▸ **Written request**: Wherever the word "JSON" shows up in a line, please copy that line.

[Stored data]
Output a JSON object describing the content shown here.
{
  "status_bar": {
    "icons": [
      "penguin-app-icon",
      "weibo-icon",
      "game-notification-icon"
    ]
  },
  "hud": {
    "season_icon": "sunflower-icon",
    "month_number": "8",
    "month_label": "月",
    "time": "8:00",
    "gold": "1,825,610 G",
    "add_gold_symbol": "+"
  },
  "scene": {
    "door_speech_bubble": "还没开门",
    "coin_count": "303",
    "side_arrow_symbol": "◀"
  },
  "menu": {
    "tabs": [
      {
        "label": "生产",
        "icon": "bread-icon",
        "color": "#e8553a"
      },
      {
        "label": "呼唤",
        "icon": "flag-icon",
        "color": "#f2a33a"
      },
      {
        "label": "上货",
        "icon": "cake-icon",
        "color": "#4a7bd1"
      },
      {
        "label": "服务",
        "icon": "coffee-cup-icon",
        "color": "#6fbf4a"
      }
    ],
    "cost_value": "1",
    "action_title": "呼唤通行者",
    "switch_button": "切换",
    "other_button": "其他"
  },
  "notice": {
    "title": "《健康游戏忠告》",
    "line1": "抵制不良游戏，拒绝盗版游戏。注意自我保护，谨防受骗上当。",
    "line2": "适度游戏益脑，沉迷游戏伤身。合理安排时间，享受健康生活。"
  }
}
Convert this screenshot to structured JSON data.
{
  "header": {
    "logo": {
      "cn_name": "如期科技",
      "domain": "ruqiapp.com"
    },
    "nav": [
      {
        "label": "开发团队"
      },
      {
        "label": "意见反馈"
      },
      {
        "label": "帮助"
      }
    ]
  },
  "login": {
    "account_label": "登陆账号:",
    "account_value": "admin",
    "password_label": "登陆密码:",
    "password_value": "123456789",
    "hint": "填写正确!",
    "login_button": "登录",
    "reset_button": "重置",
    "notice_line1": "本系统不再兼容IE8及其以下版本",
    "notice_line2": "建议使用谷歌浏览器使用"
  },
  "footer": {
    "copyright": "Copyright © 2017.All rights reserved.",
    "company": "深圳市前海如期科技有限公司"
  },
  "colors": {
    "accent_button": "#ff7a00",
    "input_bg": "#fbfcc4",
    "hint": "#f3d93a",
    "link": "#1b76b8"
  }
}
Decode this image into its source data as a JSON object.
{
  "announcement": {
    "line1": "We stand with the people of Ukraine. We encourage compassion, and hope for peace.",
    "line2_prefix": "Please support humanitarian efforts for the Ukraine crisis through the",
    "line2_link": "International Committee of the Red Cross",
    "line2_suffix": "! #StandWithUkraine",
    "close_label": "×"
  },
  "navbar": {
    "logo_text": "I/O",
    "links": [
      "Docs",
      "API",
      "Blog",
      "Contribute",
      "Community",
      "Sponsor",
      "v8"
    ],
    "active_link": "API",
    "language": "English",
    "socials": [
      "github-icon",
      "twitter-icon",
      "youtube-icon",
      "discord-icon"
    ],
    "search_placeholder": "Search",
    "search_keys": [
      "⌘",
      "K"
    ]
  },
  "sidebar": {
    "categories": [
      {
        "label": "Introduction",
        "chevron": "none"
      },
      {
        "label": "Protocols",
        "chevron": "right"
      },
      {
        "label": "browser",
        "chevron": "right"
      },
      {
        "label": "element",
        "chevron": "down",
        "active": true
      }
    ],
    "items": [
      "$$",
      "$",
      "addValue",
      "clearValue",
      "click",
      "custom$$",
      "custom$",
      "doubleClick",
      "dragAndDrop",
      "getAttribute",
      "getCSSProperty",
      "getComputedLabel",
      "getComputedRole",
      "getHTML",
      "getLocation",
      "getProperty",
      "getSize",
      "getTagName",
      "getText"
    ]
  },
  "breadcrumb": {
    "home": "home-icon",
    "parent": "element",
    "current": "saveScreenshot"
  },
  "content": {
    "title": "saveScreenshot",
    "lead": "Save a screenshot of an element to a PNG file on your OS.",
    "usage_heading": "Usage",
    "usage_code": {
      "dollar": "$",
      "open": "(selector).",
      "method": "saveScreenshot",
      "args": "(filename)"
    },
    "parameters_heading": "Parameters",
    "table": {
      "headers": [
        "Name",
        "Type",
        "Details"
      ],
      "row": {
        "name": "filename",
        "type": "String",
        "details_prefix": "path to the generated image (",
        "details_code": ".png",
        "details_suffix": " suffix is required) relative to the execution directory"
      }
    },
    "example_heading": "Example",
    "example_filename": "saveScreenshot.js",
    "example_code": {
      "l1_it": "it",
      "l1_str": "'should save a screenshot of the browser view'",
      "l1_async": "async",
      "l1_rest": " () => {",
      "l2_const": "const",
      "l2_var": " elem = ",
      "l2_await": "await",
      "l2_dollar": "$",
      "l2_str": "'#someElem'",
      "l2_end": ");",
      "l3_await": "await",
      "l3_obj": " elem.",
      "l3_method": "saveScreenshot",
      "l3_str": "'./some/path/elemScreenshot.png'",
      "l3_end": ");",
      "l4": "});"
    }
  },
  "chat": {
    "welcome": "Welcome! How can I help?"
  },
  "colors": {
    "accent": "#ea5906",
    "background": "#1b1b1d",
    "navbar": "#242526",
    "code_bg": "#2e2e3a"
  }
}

▸ **Written answer**:
Output a JSON object describing the content shown here.
Convert this screenshot to structured JSON data.
Decode this image into its source data as a JSON object.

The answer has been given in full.